MATERIAL PROVIDED ::
◆ ◆ ◆ ◆ ◆ ◆ ◆

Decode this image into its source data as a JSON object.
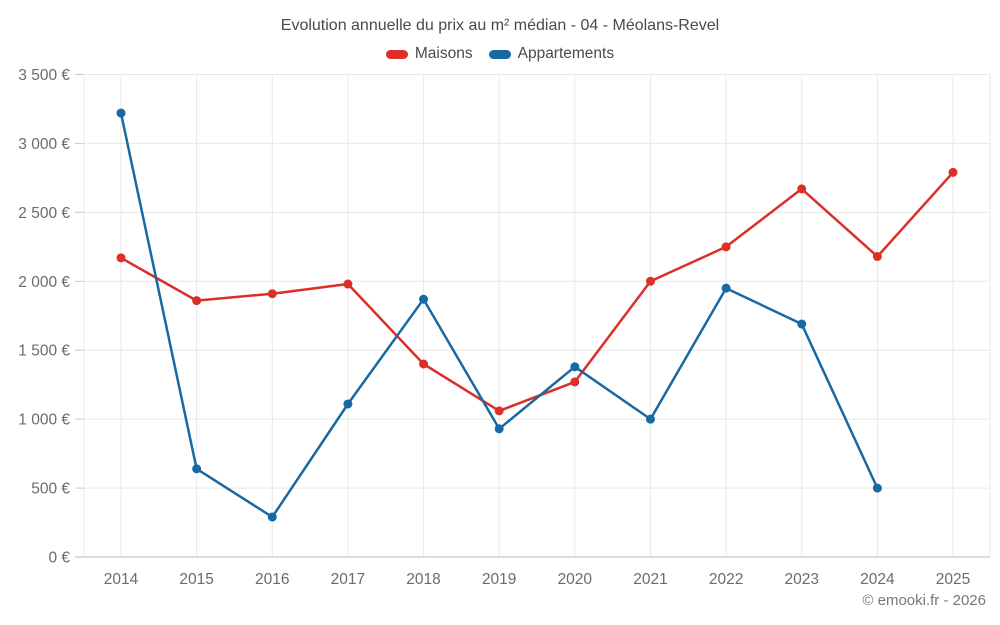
{
  "page": {
    "footer": "© emooki.fr - 2026"
  },
  "legend": {
    "items": [
      {
        "label": "Maisons",
        "color": "#db2f27"
      },
      {
        "label": "Appartements",
        "color": "#1769a3"
      }
    ]
  },
  "chart_data": {
    "type": "line",
    "title": "Evolution annuelle du prix au m² médian - 04 - Méolans-Revel",
    "x": [
      2014,
      2015,
      2016,
      2017,
      2018,
      2019,
      2020,
      2021,
      2022,
      2023,
      2024,
      2025
    ],
    "series": [
      {
        "name": "Maisons",
        "color": "#db2f27",
        "values": [
          2170,
          1860,
          1910,
          1980,
          1400,
          1060,
          1270,
          2000,
          2250,
          2670,
          2180,
          2790
        ]
      },
      {
        "name": "Appartements",
        "color": "#1769a3",
        "values": [
          3220,
          640,
          290,
          1110,
          1870,
          930,
          1380,
          1000,
          1950,
          1690,
          500,
          null
        ]
      }
    ],
    "ylim": [
      0,
      3500
    ],
    "ytick_step": 500,
    "ytick_labels": [
      "0 €",
      "500 €",
      "1 000 €",
      "1 500 €",
      "2 000 €",
      "2 500 €",
      "3 000 €",
      "3 500 €"
    ],
    "grid": true,
    "legend_position": "top",
    "marker": "circle",
    "ylabel": "",
    "xlabel": ""
  }
}
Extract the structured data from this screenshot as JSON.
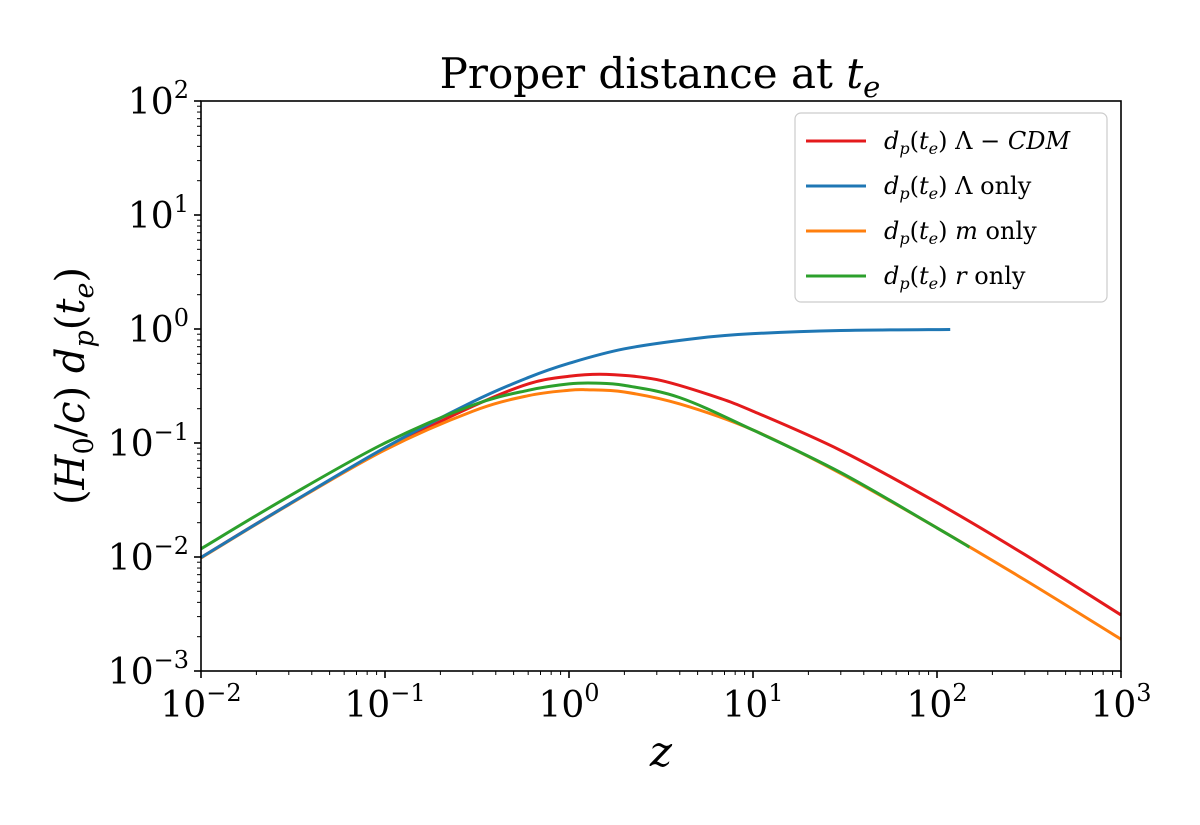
{
  "chart_data": {
    "type": "line",
    "title": "Proper distance at t_e",
    "xlabel": "z",
    "ylabel": "(H_0/c) d_p(t_e)",
    "xscale": "log",
    "yscale": "log",
    "xlim": [
      0.01,
      1000
    ],
    "ylim": [
      0.001,
      100
    ],
    "x_ticks": [
      {
        "base": "10",
        "exp": "−2"
      },
      {
        "base": "10",
        "exp": "−1"
      },
      {
        "base": "10",
        "exp": "0"
      },
      {
        "base": "10",
        "exp": "1"
      },
      {
        "base": "10",
        "exp": "2"
      },
      {
        "base": "10",
        "exp": "3"
      }
    ],
    "y_ticks": [
      {
        "base": "10",
        "exp": "−3"
      },
      {
        "base": "10",
        "exp": "−2"
      },
      {
        "base": "10",
        "exp": "−1"
      },
      {
        "base": "10",
        "exp": "0"
      },
      {
        "base": "10",
        "exp": "1"
      },
      {
        "base": "10",
        "exp": "2"
      }
    ],
    "grid": false,
    "legend_position": "top-right",
    "series": [
      {
        "name": "d_p(t_e) Λ − CDM",
        "color": "#e41a1c",
        "x": [
          0.01,
          0.03,
          0.1,
          0.3,
          0.6,
          1.0,
          1.6,
          3.0,
          6.0,
          10,
          30,
          100,
          300,
          1000
        ],
        "y": [
          0.0099,
          0.029,
          0.088,
          0.21,
          0.33,
          0.385,
          0.4,
          0.36,
          0.26,
          0.19,
          0.086,
          0.03,
          0.0105,
          0.0031
        ]
      },
      {
        "name": "d_p(t_e) Λ only",
        "color": "#1f77b4",
        "x": [
          0.01,
          0.03,
          0.1,
          0.3,
          0.6,
          1.0,
          2.0,
          5.0,
          10,
          30,
          118
        ],
        "y": [
          0.0099,
          0.029,
          0.091,
          0.23,
          0.375,
          0.5,
          0.67,
          0.83,
          0.91,
          0.97,
          0.99
        ]
      },
      {
        "name": "d_p(t_e) m only",
        "color": "#ff7f0e",
        "x": [
          0.01,
          0.03,
          0.1,
          0.3,
          0.6,
          1.0,
          1.25,
          2.0,
          4.0,
          10,
          30,
          100,
          300,
          1000
        ],
        "y": [
          0.0098,
          0.0287,
          0.087,
          0.19,
          0.26,
          0.29,
          0.293,
          0.28,
          0.22,
          0.13,
          0.054,
          0.018,
          0.0063,
          0.0019
        ]
      },
      {
        "name": "d_p(t_e) r only",
        "color": "#2ca02c",
        "x": [
          0.01,
          0.03,
          0.1,
          0.3,
          0.6,
          1.0,
          1.4,
          2.0,
          4.0,
          10,
          30,
          100,
          150
        ],
        "y": [
          0.0118,
          0.034,
          0.1,
          0.215,
          0.29,
          0.33,
          0.335,
          0.32,
          0.25,
          0.13,
          0.055,
          0.018,
          0.0122
        ]
      }
    ]
  }
}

◆ ◆ ◆ ◆ ◆ ◆ ◆

EXERCISE GOAL :: Extract the full listing exactly, with the pictures left out.

RESPONSE BELOW ::
Decode this image into its source data as a JSON object.
{
  "page": {
    "footer": "© emooki.fr - 2026"
  },
  "legend": {
    "items": [
      {
        "label": "Maisons",
        "color": "#db2f27"
      },
      {
        "label": "Appartements",
        "color": "#1769a3"
      }
    ]
  },
  "chart_data": {
    "type": "line",
    "title": "Evolution annuelle du prix au m² médian - 04 - Méolans-Revel",
    "x": [
      2014,
      2015,
      2016,
      2017,
      2018,
      2019,
      2020,
      2021,
      2022,
      2023,
      2024,
      2025
    ],
    "series": [
      {
        "name": "Maisons",
        "color": "#db2f27",
        "values": [
          2170,
          1860,
          1910,
          1980,
          1400,
          1060,
          1270,
          2000,
          2250,
          2670,
          2180,
          2790
        ]
      },
      {
        "name": "Appartements",
        "color": "#1769a3",
        "values": [
          3220,
          640,
          290,
          1110,
          1870,
          930,
          1380,
          1000,
          1950,
          1690,
          500,
          null
        ]
      }
    ],
    "ylim": [
      0,
      3500
    ],
    "ytick_step": 500,
    "ytick_labels": [
      "0 €",
      "500 €",
      "1 000 €",
      "1 500 €",
      "2 000 €",
      "2 500 €",
      "3 000 €",
      "3 500 €"
    ],
    "grid": true,
    "legend_position": "top",
    "marker": "circle",
    "ylabel": "",
    "xlabel": ""
  }
}
Extract the structured data from this screenshot as JSON.
{
  "chart_data": {
    "type": "line",
    "title": "Proper distance at t_e",
    "xlabel": "z",
    "ylabel": "(H_0/c) d_p(t_e)",
    "xscale": "log",
    "yscale": "log",
    "xlim": [
      0.01,
      1000
    ],
    "ylim": [
      0.001,
      100
    ],
    "x_ticks": [
      {
        "base": "10",
        "exp": "−2"
      },
      {
        "base": "10",
        "exp": "−1"
      },
      {
        "base": "10",
        "exp": "0"
      },
      {
        "base": "10",
        "exp": "1"
      },
      {
        "base": "10",
        "exp": "2"
      },
      {
        "base": "10",
        "exp": "3"
      }
    ],
    "y_ticks": [
      {
        "base": "10",
        "exp": "−3"
      },
      {
        "base": "10",
        "exp": "−2"
      },
      {
        "base": "10",
        "exp": "−1"
      },
      {
        "base": "10",
        "exp": "0"
      },
      {
        "base": "10",
        "exp": "1"
      },
      {
        "base": "10",
        "exp": "2"
      }
    ],
    "grid": false,
    "legend_position": "top-right",
    "series": [
      {
        "name": "d_p(t_e) Λ − CDM",
        "color": "#e41a1c",
        "x": [
          0.01,
          0.03,
          0.1,
          0.3,
          0.6,
          1.0,
          1.6,
          3.0,
          6.0,
          10,
          30,
          100,
          300,
          1000
        ],
        "y": [
          0.0099,
          0.029,
          0.088,
          0.21,
          0.33,
          0.385,
          0.4,
          0.36,
          0.26,
          0.19,
          0.086,
          0.03,
          0.0105,
          0.0031
        ]
      },
      {
        "name": "d_p(t_e) Λ only",
        "color": "#1f77b4",
        "x": [
          0.01,
          0.03,
          0.1,
          0.3,
          0.6,
          1.0,
          2.0,
          5.0,
          10,
          30,
          118
        ],
        "y": [
          0.0099,
          0.029,
          0.091,
          0.23,
          0.375,
          0.5,
          0.67,
          0.83,
          0.91,
          0.97,
          0.99
        ]
      },
      {
        "name": "d_p(t_e) m only",
        "color": "#ff7f0e",
        "x": [
          0.01,
          0.03,
          0.1,
          0.3,
          0.6,
          1.0,
          1.25,
          2.0,
          4.0,
          10,
          30,
          100,
          300,
          1000
        ],
        "y": [
          0.0098,
          0.0287,
          0.087,
          0.19,
          0.26,
          0.29,
          0.293,
          0.28,
          0.22,
          0.13,
          0.054,
          0.018,
          0.0063,
          0.0019
        ]
      },
      {
        "name": "d_p(t_e) r only",
        "color": "#2ca02c",
        "x": [
          0.01,
          0.03,
          0.1,
          0.3,
          0.6,
          1.0,
          1.4,
          2.0,
          4.0,
          10,
          30,
          100,
          150
        ],
        "y": [
          0.0118,
          0.034,
          0.1,
          0.215,
          0.29,
          0.33,
          0.335,
          0.32,
          0.25,
          0.13,
          0.055,
          0.018,
          0.0122
        ]
      }
    ]
  }
}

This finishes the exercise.